Pictures appear in the records below; write out everything else exactly.

++++

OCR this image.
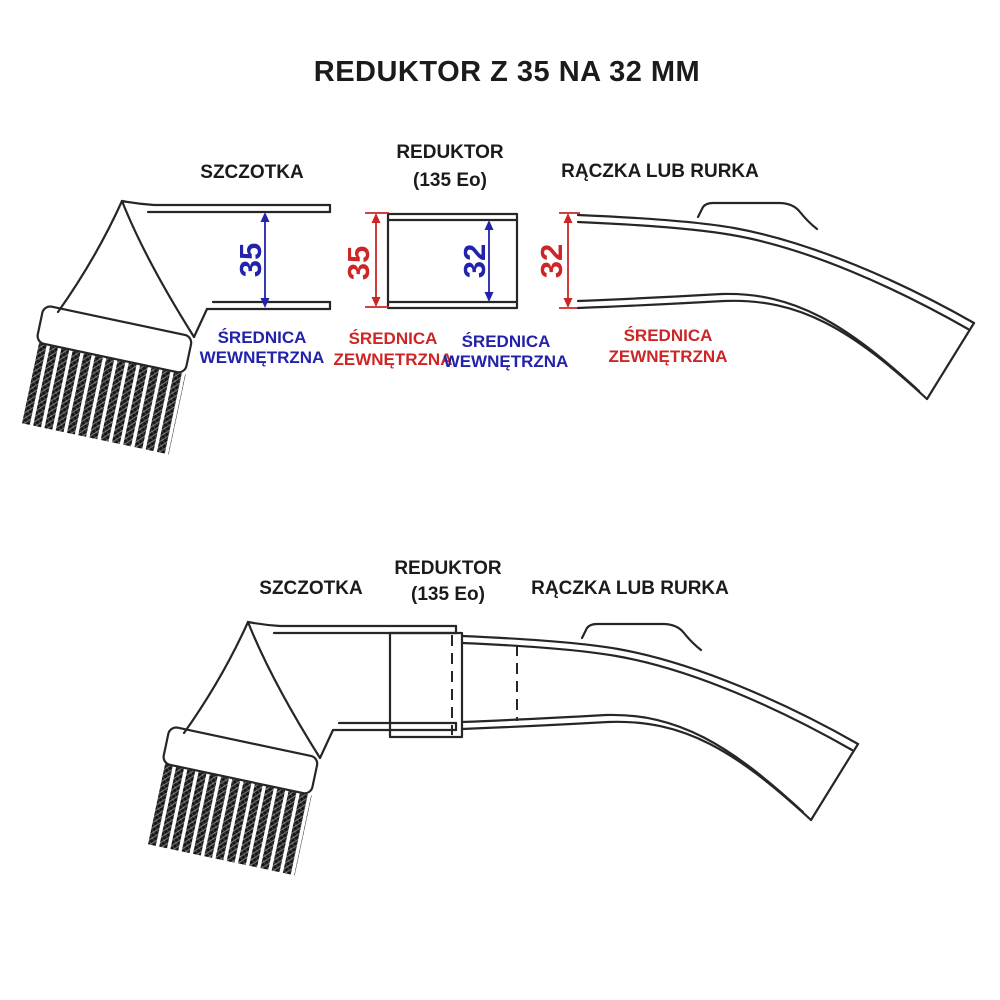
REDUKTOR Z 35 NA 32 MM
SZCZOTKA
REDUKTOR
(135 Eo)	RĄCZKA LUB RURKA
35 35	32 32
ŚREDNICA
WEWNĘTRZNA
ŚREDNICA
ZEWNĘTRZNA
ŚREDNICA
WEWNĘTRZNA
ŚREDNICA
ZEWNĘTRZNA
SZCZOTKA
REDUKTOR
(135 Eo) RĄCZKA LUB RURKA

++++

EXERCISE SOLUTION
OCR this image.
REDUKTOR Z 35 NA 32 MM
SZCZOTKA
REDUKTOR
(135 Eo)	RĄCZKA LUB RURKA
35 35	32 32
ŚREDNICA
WEWNĘTRZNA
ŚREDNICA
ZEWNĘTRZNA
ŚREDNICA
WEWNĘTRZNA
ŚREDNICA
ZEWNĘTRZNA
SZCZOTKA
REDUKTOR
(135 Eo) RĄCZKA LUB RURKA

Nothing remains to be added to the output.